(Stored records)

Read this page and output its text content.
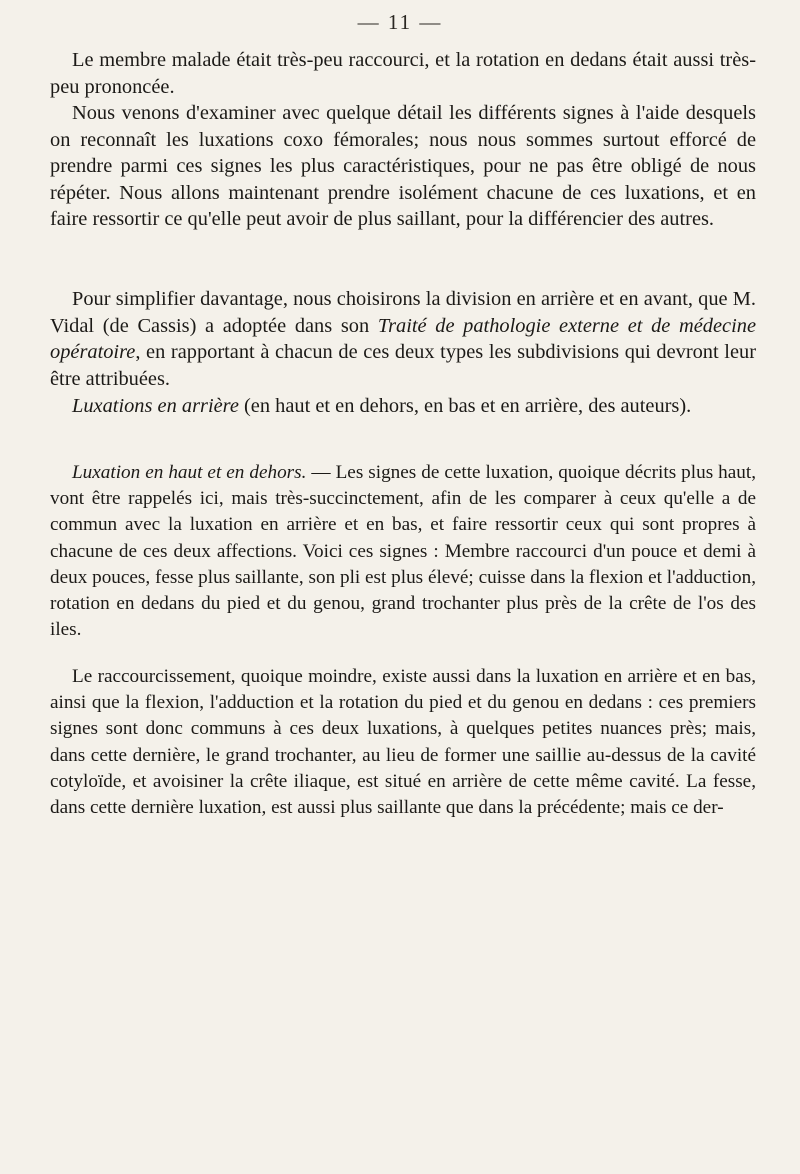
— 11 —

Le membre malade était très-peu raccourci, et la rotation en dedans était aussi très-peu prononcée.

Nous venons d'examiner avec quelque détail les différents signes à l'aide desquels on reconnaît les luxations coxo fémorales; nous nous sommes surtout efforcé de prendre parmi ces signes les plus caractéristiques, pour ne pas être obligé de nous répéter. Nous allons maintenant prendre isolément chacune de ces luxations, et en faire ressortir ce qu'elle peut avoir de plus saillant, pour la différencier des autres.

Pour simplifier davantage, nous choisirons la division en arrière et en avant, que M. Vidal (de Cassis) a adoptée dans son Traité de pathologie externe et de médecine opératoire, en rapportant à chacun de ces deux types les subdivisions qui devront leur être attribuées.

Luxations en arrière (en haut et en dehors, en bas et en arrière, des auteurs).

Luxation en haut et en dehors. — Les signes de cette luxation, quoique décrits plus haut, vont être rappelés ici, mais très-succinctement, afin de les comparer à ceux qu'elle a de commun avec la luxation en arrière et en bas, et faire ressortir ceux qui sont propres à chacune de ces deux affections. Voici ces signes : Membre raccourci d'un pouce et demi à deux pouces, fesse plus saillante, son pli est plus élevé; cuisse dans la flexion et l'adduction, rotation en dedans du pied et du genou, grand trochanter plus près de la crête de l'os des iles.

Le raccourcissement, quoique moindre, existe aussi dans la luxation en arrière et en bas, ainsi que la flexion, l'adduction et la rotation du pied et du genou en dedans : ces premiers signes sont donc communs à ces deux luxations, à quelques petites nuances près; mais, dans cette dernière, le grand trochanter, au lieu de former une saillie au-dessus de la cavité cotyloïde, et avoisiner la crête iliaque, est situé en arrière de cette même cavité. La fesse, dans cette dernière luxation, est aussi plus saillante que dans la précédente; mais ce der-
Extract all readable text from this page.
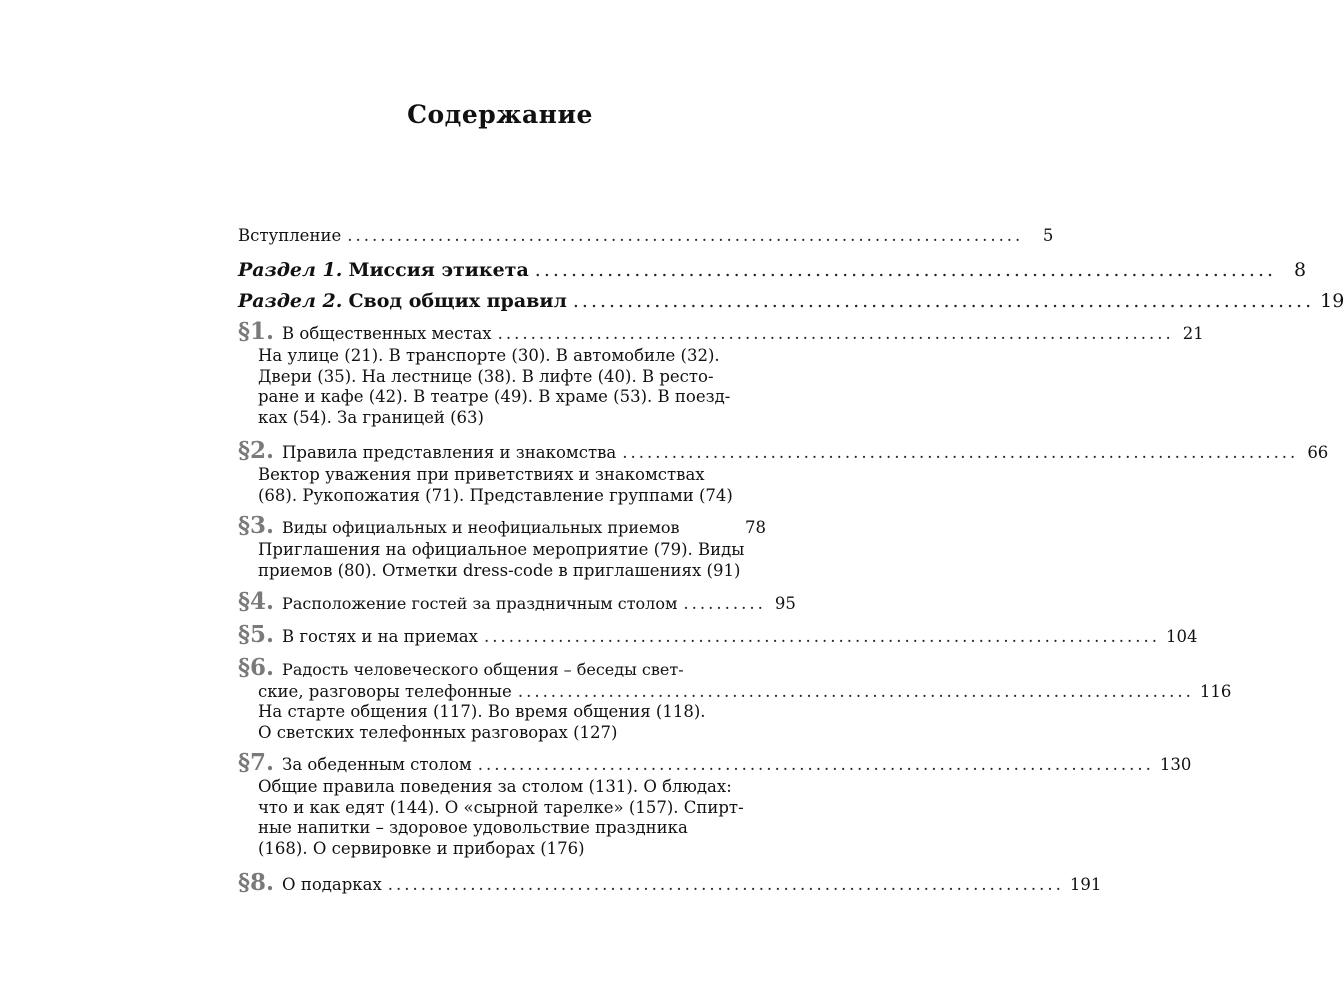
Содержание
Вступление ..................................................................................	5
Раздел 1. Миссия этикета .................................................................................. 8
Раздел 2. Свод общих правил .................................................................................. 19
§1. В общественных местах .................................................................................. 21
На улице (21). В транспорте (30). В автомобиле (32).
Двери (35). На лестнице (38). В лифте (40). В ресто-
ране и кафе (42). В театре (49). В храме (53). В поезд-
ках (54). За границей (63)
§2. Правила представления и знакомства .................................................................................. 66
Вектор уважения при приветствиях и знакомствах
(68). Рукопожатия (71). Представление группами (74)
§3. Виды официальных и неофициальных приемов	78
Приглашения на официальное мероприятие (79). Виды
приемов (80). Отметки dress-code в приглашениях (91)
§4. Расположение гостей за праздничным столом .......... 95
§5. В гостях и на приемах .................................................................................. 104
§6. Радость человеческого общения – беседы свет-
ские, разговоры телефонные .................................................................................. 116
На старте общения (117). Во время общения (118).
О светских телефонных разговорах (127)
§7. За обеденным столом .................................................................................. 130
Общие правила поведения за столом (131). О блюдах:
что и как едят (144). О «сырной тарелке» (157). Спирт-
ные напитки – здоровое удовольствие праздника
(168). О сервировке и приборах (176)
§8. О подарках .................................................................................. 191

Your objective:
Copy all lines of the listing above that contain the string "text".

Full output:
Read this page and output its text content.
Extract all readable text from this page.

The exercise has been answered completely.